Your task is to repeat the entries word for word while leaving out the pictures.
──────── Supplied entries
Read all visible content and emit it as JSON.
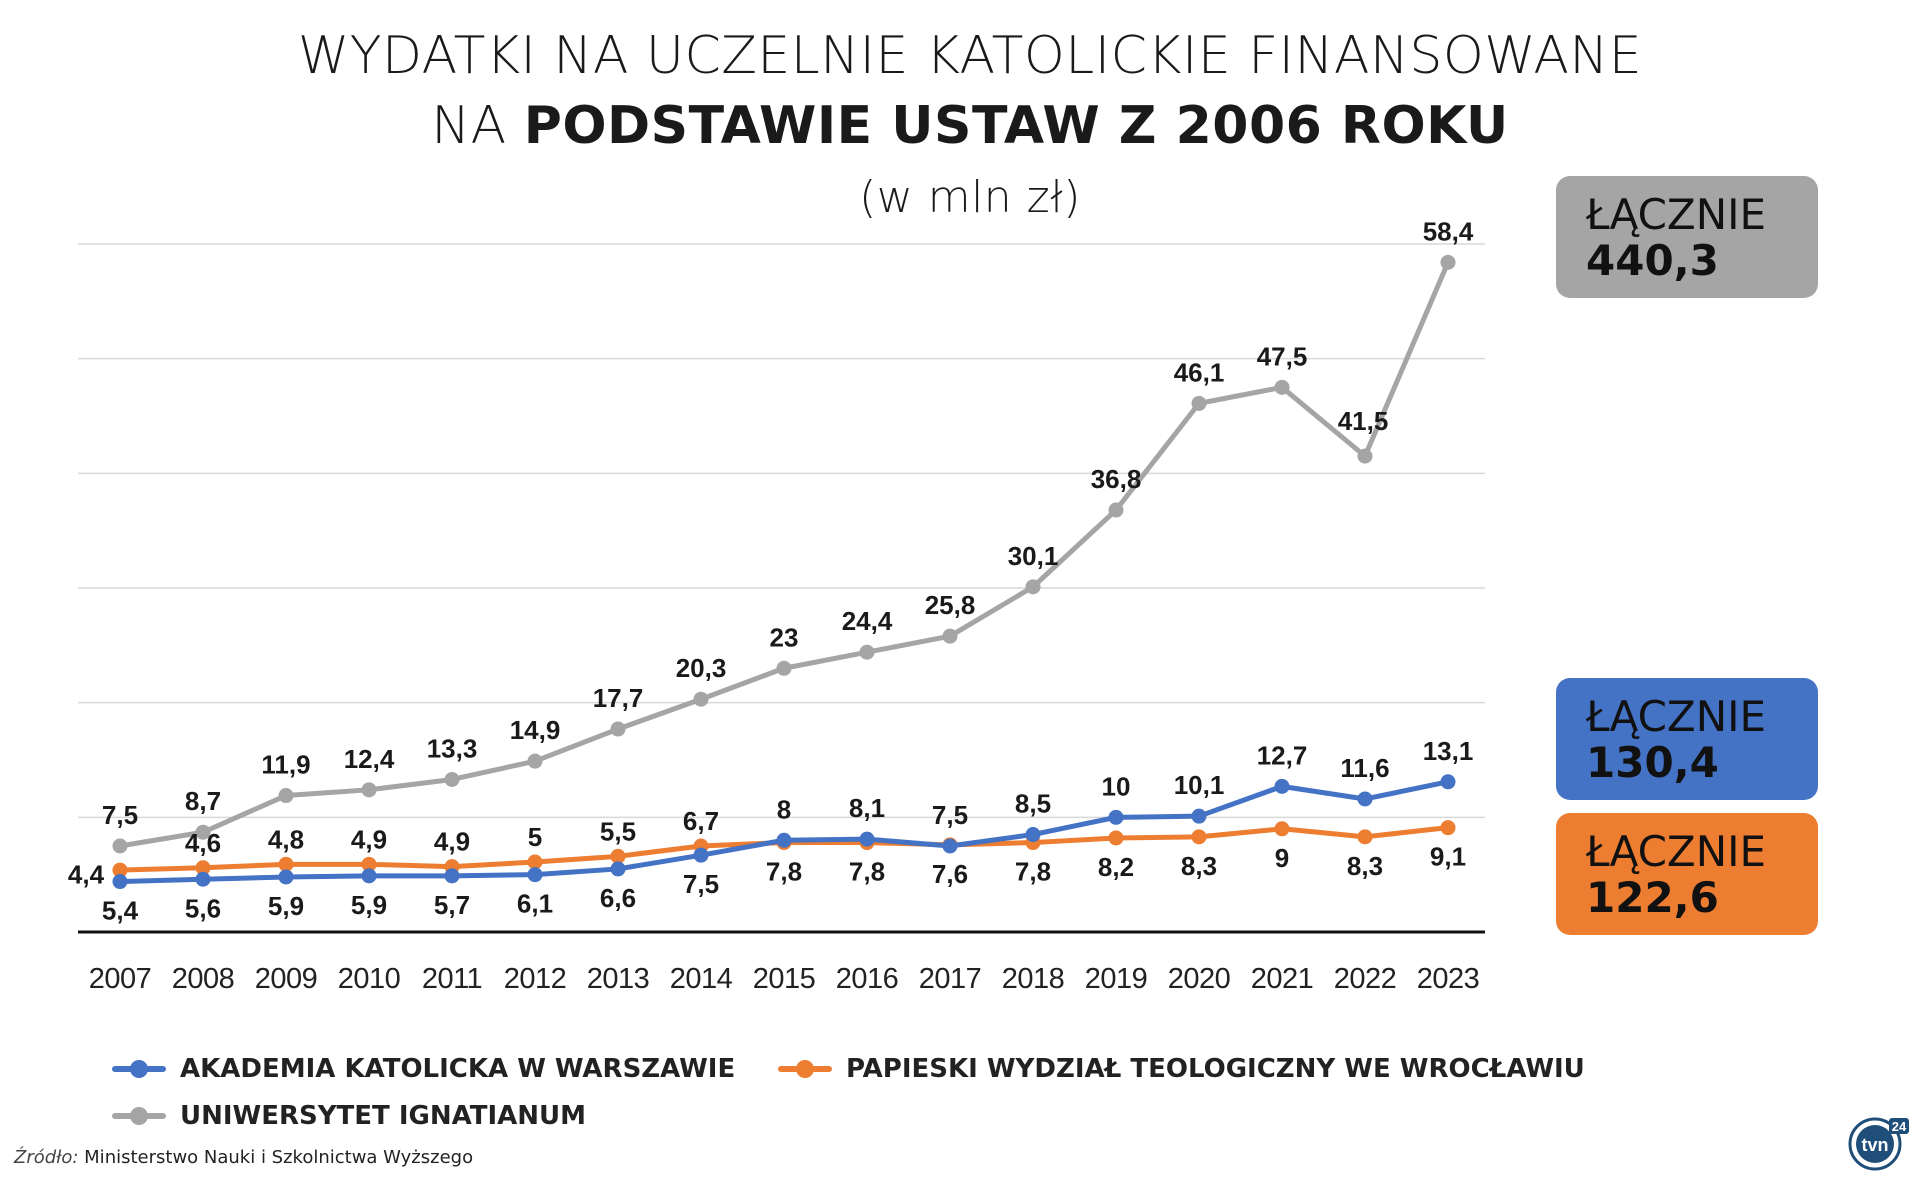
{
  "title": {
    "line1": "WYDATKI NA UCZELNIE KATOLICKIE FINANSOWANE",
    "line2_prefix": "NA ",
    "line2_bold": "PODSTAWIE USTAW Z 2006 ROKU",
    "subtitle": "(w mln zł)"
  },
  "totals": [
    {
      "label": "ŁĄCZNIE",
      "value": "440,3",
      "color": "#a5a5a5"
    },
    {
      "label": "ŁĄCZNIE",
      "value": "130,4",
      "color": "#4472c4"
    },
    {
      "label": "ŁĄCZNIE",
      "value": "122,6",
      "color": "#ed7d31"
    }
  ],
  "legend": [
    {
      "label": "AKADEMIA KATOLICKA W WARSZAWIE",
      "color": "#4472c4"
    },
    {
      "label": "PAPIESKI WYDZIAŁ TEOLOGICZNY WE WROCŁAWIU",
      "color": "#ed7d31"
    },
    {
      "label": "UNIWERSYTET IGNATIANUM",
      "color": "#a5a5a5"
    }
  ],
  "source": {
    "label": "Źródło:",
    "text": "Ministerstwo Nauki i Szkolnictwa Wyższego"
  },
  "logo": {
    "text": "tvn",
    "badge": "24"
  },
  "chart_data": {
    "type": "line",
    "title": "WYDATKI NA UCZELNIE KATOLICKIE FINANSOWANE NA PODSTAWIE USTAW Z 2006 ROKU",
    "subtitle": "(w mln zł)",
    "categories": [
      "2007",
      "2008",
      "2009",
      "2010",
      "2011",
      "2012",
      "2013",
      "2014",
      "2015",
      "2016",
      "2017",
      "2018",
      "2019",
      "2020",
      "2021",
      "2022",
      "2023"
    ],
    "series": [
      {
        "name": "AKADEMIA KATOLICKA W WARSZAWIE",
        "color": "#4472c4",
        "values": [
          4.4,
          4.6,
          4.8,
          4.9,
          4.9,
          5,
          5.5,
          6.7,
          8,
          8.1,
          7.5,
          8.5,
          10,
          10.1,
          12.7,
          11.6,
          13.1
        ],
        "labels": [
          "4,4",
          "4,6",
          "4,8",
          "4,9",
          "4,9",
          "5",
          "5,5",
          "6,7",
          "8",
          "8,1",
          "7,5",
          "8,5",
          "10",
          "10,1",
          "12,7",
          "11,6",
          "13,1"
        ]
      },
      {
        "name": "PAPIESKI WYDZIAŁ TEOLOGICZNY WE WROCŁAWIU",
        "color": "#ed7d31",
        "values": [
          5.4,
          5.6,
          5.9,
          5.9,
          5.7,
          6.1,
          6.6,
          7.5,
          7.8,
          7.8,
          7.6,
          7.8,
          8.2,
          8.3,
          9,
          8.3,
          9.1
        ],
        "labels": [
          "5,4",
          "5,6",
          "5,9",
          "5,9",
          "5,7",
          "6,1",
          "6,6",
          "7,5",
          "7,8",
          "7,8",
          "7,6",
          "7,8",
          "8,2",
          "8,3",
          "9",
          "8,3",
          "9,1"
        ]
      },
      {
        "name": "UNIWERSYTET IGNATIANUM",
        "color": "#a5a5a5",
        "values": [
          7.5,
          8.7,
          11.9,
          12.4,
          13.3,
          14.9,
          17.7,
          20.3,
          23,
          24.4,
          25.8,
          30.1,
          36.8,
          46.1,
          47.5,
          41.5,
          58.4
        ],
        "labels": [
          "7,5",
          "8,7",
          "11,9",
          "12,4",
          "13,3",
          "14,9",
          "17,7",
          "20,3",
          "23",
          "24,4",
          "25,8",
          "30,1",
          "36,8",
          "46,1",
          "47,5",
          "41,5",
          "58,4"
        ]
      }
    ],
    "ylim": [
      0,
      60
    ],
    "grid": true,
    "legend_position": "bottom"
  }
}
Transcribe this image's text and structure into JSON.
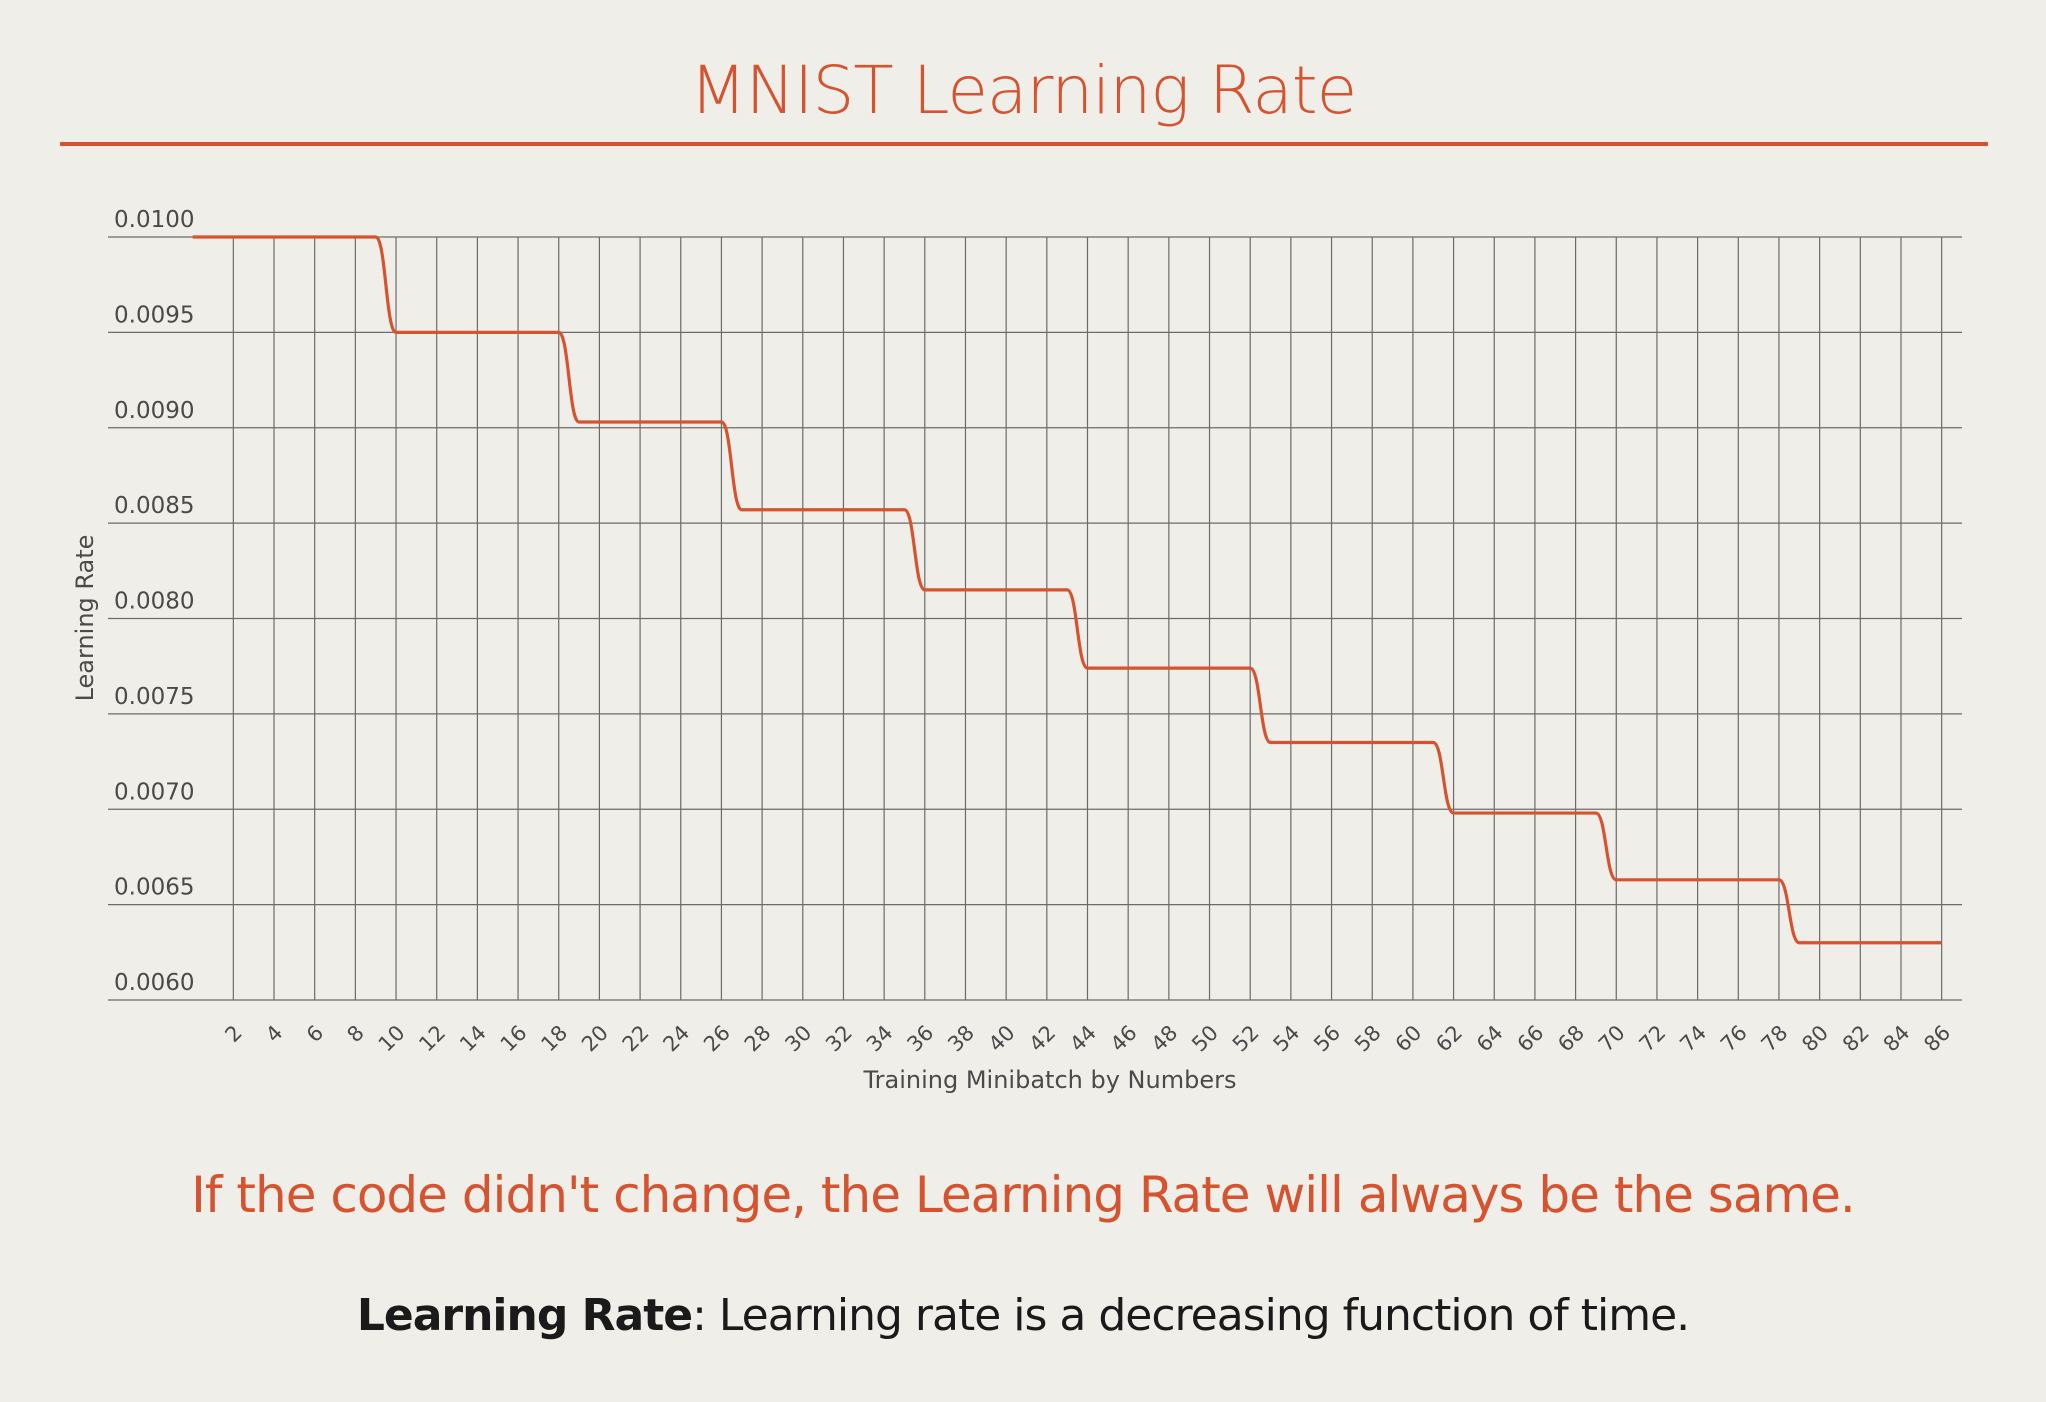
{
  "chart_data": {
    "type": "line",
    "title": "MNIST Learning Rate",
    "xlabel": "Training Minibatch by Numbers",
    "ylabel": "Learning Rate",
    "ylim": [
      0.006,
      0.01
    ],
    "xlim": [
      1,
      87
    ],
    "x_tick_labels": [
      "2",
      "4",
      "6",
      "8",
      "10",
      "12",
      "14",
      "16",
      "18",
      "20",
      "22",
      "24",
      "26",
      "28",
      "30",
      "32",
      "34",
      "36",
      "38",
      "40",
      "42",
      "44",
      "46",
      "48",
      "50",
      "52",
      "54",
      "56",
      "58",
      "60",
      "62",
      "64",
      "66",
      "68",
      "70",
      "72",
      "74",
      "76",
      "78",
      "80",
      "82",
      "84",
      "86"
    ],
    "y_tick_labels": [
      "0.0100",
      "0.0095",
      "0.0090",
      "0.0085",
      "0.0080",
      "0.0075",
      "0.0070",
      "0.0065",
      "0.0060"
    ],
    "grid": true,
    "line_color": "#d5532f",
    "steps": [
      {
        "x_start": 0,
        "x_end": 9,
        "value": 0.01
      },
      {
        "x_start": 10,
        "x_end": 18,
        "value": 0.0095
      },
      {
        "x_start": 19,
        "x_end": 26,
        "value": 0.00903
      },
      {
        "x_start": 27,
        "x_end": 35,
        "value": 0.00857
      },
      {
        "x_start": 36,
        "x_end": 43,
        "value": 0.00815
      },
      {
        "x_start": 44,
        "x_end": 52,
        "value": 0.00774
      },
      {
        "x_start": 53,
        "x_end": 61,
        "value": 0.00735
      },
      {
        "x_start": 62,
        "x_end": 69,
        "value": 0.00698
      },
      {
        "x_start": 70,
        "x_end": 78,
        "value": 0.00663
      },
      {
        "x_start": 79,
        "x_end": 86,
        "value": 0.0063
      }
    ]
  },
  "caption": "If the code didn't change, the Learning Rate will always be the same.",
  "definition": {
    "term": "Learning Rate",
    "text": ": Learning rate is a decreasing function of time."
  },
  "colors": {
    "accent": "#d5532f",
    "background": "#f0eee9",
    "grid": "#6b6b6b"
  }
}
────────────────
» Final answer:
Read all visible content and emit it as JSON.
{
  "title": {
    "line1": "WYDATKI NA UCZELNIE KATOLICKIE FINANSOWANE",
    "line2_prefix": "NA ",
    "line2_bold": "PODSTAWIE USTAW Z 2006 ROKU",
    "subtitle": "(w mln zł)"
  },
  "totals": [
    {
      "label": "ŁĄCZNIE",
      "value": "440,3",
      "color": "#a5a5a5"
    },
    {
      "label": "ŁĄCZNIE",
      "value": "130,4",
      "color": "#4472c4"
    },
    {
      "label": "ŁĄCZNIE",
      "value": "122,6",
      "color": "#ed7d31"
    }
  ],
  "legend": [
    {
      "label": "AKADEMIA KATOLICKA W WARSZAWIE",
      "color": "#4472c4"
    },
    {
      "label": "PAPIESKI WYDZIAŁ TEOLOGICZNY WE WROCŁAWIU",
      "color": "#ed7d31"
    },
    {
      "label": "UNIWERSYTET IGNATIANUM",
      "color": "#a5a5a5"
    }
  ],
  "source": {
    "label": "Źródło:",
    "text": "Ministerstwo Nauki i Szkolnictwa Wyższego"
  },
  "logo": {
    "text": "tvn",
    "badge": "24"
  },
  "chart_data": {
    "type": "line",
    "title": "WYDATKI NA UCZELNIE KATOLICKIE FINANSOWANE NA PODSTAWIE USTAW Z 2006 ROKU",
    "subtitle": "(w mln zł)",
    "categories": [
      "2007",
      "2008",
      "2009",
      "2010",
      "2011",
      "2012",
      "2013",
      "2014",
      "2015",
      "2016",
      "2017",
      "2018",
      "2019",
      "2020",
      "2021",
      "2022",
      "2023"
    ],
    "series": [
      {
        "name": "AKADEMIA KATOLICKA W WARSZAWIE",
        "color": "#4472c4",
        "values": [
          4.4,
          4.6,
          4.8,
          4.9,
          4.9,
          5,
          5.5,
          6.7,
          8,
          8.1,
          7.5,
          8.5,
          10,
          10.1,
          12.7,
          11.6,
          13.1
        ],
        "labels": [
          "4,4",
          "4,6",
          "4,8",
          "4,9",
          "4,9",
          "5",
          "5,5",
          "6,7",
          "8",
          "8,1",
          "7,5",
          "8,5",
          "10",
          "10,1",
          "12,7",
          "11,6",
          "13,1"
        ]
      },
      {
        "name": "PAPIESKI WYDZIAŁ TEOLOGICZNY WE WROCŁAWIU",
        "color": "#ed7d31",
        "values": [
          5.4,
          5.6,
          5.9,
          5.9,
          5.7,
          6.1,
          6.6,
          7.5,
          7.8,
          7.8,
          7.6,
          7.8,
          8.2,
          8.3,
          9,
          8.3,
          9.1
        ],
        "labels": [
          "5,4",
          "5,6",
          "5,9",
          "5,9",
          "5,7",
          "6,1",
          "6,6",
          "7,5",
          "7,8",
          "7,8",
          "7,6",
          "7,8",
          "8,2",
          "8,3",
          "9",
          "8,3",
          "9,1"
        ]
      },
      {
        "name": "UNIWERSYTET IGNATIANUM",
        "color": "#a5a5a5",
        "values": [
          7.5,
          8.7,
          11.9,
          12.4,
          13.3,
          14.9,
          17.7,
          20.3,
          23,
          24.4,
          25.8,
          30.1,
          36.8,
          46.1,
          47.5,
          41.5,
          58.4
        ],
        "labels": [
          "7,5",
          "8,7",
          "11,9",
          "12,4",
          "13,3",
          "14,9",
          "17,7",
          "20,3",
          "23",
          "24,4",
          "25,8",
          "30,1",
          "36,8",
          "46,1",
          "47,5",
          "41,5",
          "58,4"
        ]
      }
    ],
    "ylim": [
      0,
      60
    ],
    "grid": true,
    "legend_position": "bottom"
  }
}
Transcribe this image's text and structure into JSON.
{
  "chart_data": {
    "type": "line",
    "title": "MNIST Learning Rate",
    "xlabel": "Training Minibatch by Numbers",
    "ylabel": "Learning Rate",
    "ylim": [
      0.006,
      0.01
    ],
    "xlim": [
      1,
      87
    ],
    "x_tick_labels": [
      "2",
      "4",
      "6",
      "8",
      "10",
      "12",
      "14",
      "16",
      "18",
      "20",
      "22",
      "24",
      "26",
      "28",
      "30",
      "32",
      "34",
      "36",
      "38",
      "40",
      "42",
      "44",
      "46",
      "48",
      "50",
      "52",
      "54",
      "56",
      "58",
      "60",
      "62",
      "64",
      "66",
      "68",
      "70",
      "72",
      "74",
      "76",
      "78",
      "80",
      "82",
      "84",
      "86"
    ],
    "y_tick_labels": [
      "0.0100",
      "0.0095",
      "0.0090",
      "0.0085",
      "0.0080",
      "0.0075",
      "0.0070",
      "0.0065",
      "0.0060"
    ],
    "grid": true,
    "line_color": "#d5532f",
    "steps": [
      {
        "x_start": 0,
        "x_end": 9,
        "value": 0.01
      },
      {
        "x_start": 10,
        "x_end": 18,
        "value": 0.0095
      },
      {
        "x_start": 19,
        "x_end": 26,
        "value": 0.00903
      },
      {
        "x_start": 27,
        "x_end": 35,
        "value": 0.00857
      },
      {
        "x_start": 36,
        "x_end": 43,
        "value": 0.00815
      },
      {
        "x_start": 44,
        "x_end": 52,
        "value": 0.00774
      },
      {
        "x_start": 53,
        "x_end": 61,
        "value": 0.00735
      },
      {
        "x_start": 62,
        "x_end": 69,
        "value": 0.00698
      },
      {
        "x_start": 70,
        "x_end": 78,
        "value": 0.00663
      },
      {
        "x_start": 79,
        "x_end": 86,
        "value": 0.0063
      }
    ]
  },
  "caption": "If the code didn't change, the Learning Rate will always be the same.",
  "definition": {
    "term": "Learning Rate",
    "text": ": Learning rate is a decreasing function of time."
  },
  "colors": {
    "accent": "#d5532f",
    "background": "#f0eee9",
    "grid": "#6b6b6b"
  }
}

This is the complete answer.